## Given passage
◇ ◇ ◇

[colug-432] unix monitoring

Stephen Potter spp at unixsa.net
Tue Mar 1 23:40:20 EST 2016

On 2/24/2016 6:14 PM, Rick Hornsby wrote:
> Zabbix - I have some past experience with 1.x and 2.0/2.2.  The web UI is a little painful.  Just now I quick-like spun up a Zabbix 3.0 instance --- and things on the dashboard are blinking.  No really, green blocks on the screen are blinking.  Please stop blinking, giant blocks.

I'm using Zabbix 2.4, and while it isn't perfect by any stretch, it 
works pretty consistently.  Although it apparently had been running for 
a few years, it was only installed on about half the environment and 
wasn't really tuned when I first started my new job.  We were getting 
over 100 messages a day!  I've since rolled it out to the rest of the 
environment, tuned the alerts, and gotten our support team to actually 
start to watch the dashboard and react to the emails. We're now getting 
less than 10 a day and those are generally space issues on application 

Easy stuff is pretty easy, hard stuff is harder.  I've got about 650 AIX 
and Linux boxes being monitored.  I recently found one peculiarity that 
I haven't had time to dig into and really understand.  Using 
system.uptime and display it as "uptime" the days number resets or 
overruns.  On linux boxes, it seems to loop at one year, so if a box has 
been up 1 year, 28 days, it will only show 28 days uptime.  On AIX, it 
seems to be around 277 days that it loops and after about 750 days, it 
just starts reporting 0.

◇ ◇ ◇

## Raw data

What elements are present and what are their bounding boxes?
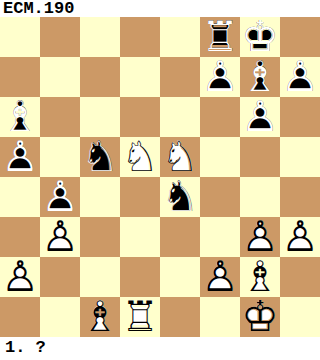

◇ ◇ ◇

## Task description
Reproduce the Zabbix monitoring post word for word from "Stephen Potter spp" to "blinking, giant blocks.".

## Completed exercise
Stephen Potter spp at unixsa.net
Tue Mar 1 23:40:20 EST 2016

On 2/24/2016 6:14 PM, Rick Hornsby wrote:
> Zabbix - I have some past experience with 1.x and 2.0/2.2.  The web UI is a little painful.  Just now I quick-like spun up a Zabbix 3.0 instance --- and things on the dashboard are blinking.  No really, green blocks on the screen are blinking.  Please stop blinking, giant blocks.